Material provided »
============================================================

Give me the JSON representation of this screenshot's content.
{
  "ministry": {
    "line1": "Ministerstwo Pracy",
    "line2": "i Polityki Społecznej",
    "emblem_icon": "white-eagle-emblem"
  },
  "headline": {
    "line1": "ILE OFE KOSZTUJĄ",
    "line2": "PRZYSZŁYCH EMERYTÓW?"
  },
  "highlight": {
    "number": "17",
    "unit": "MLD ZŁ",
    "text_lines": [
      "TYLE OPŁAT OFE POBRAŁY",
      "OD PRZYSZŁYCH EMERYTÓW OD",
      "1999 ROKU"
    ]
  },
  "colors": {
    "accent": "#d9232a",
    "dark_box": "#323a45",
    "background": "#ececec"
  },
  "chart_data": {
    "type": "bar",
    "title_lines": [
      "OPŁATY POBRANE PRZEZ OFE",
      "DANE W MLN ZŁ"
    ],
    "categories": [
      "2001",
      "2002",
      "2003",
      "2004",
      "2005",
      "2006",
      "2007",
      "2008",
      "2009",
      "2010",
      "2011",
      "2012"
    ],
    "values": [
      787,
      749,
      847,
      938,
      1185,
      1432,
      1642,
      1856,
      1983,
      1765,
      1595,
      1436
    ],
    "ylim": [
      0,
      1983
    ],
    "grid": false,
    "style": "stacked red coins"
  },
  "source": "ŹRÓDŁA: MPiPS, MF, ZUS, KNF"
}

============================================================

Set task » Report how many lines contain "EMERYTÓW". Give nothing but the number.

Task result » 2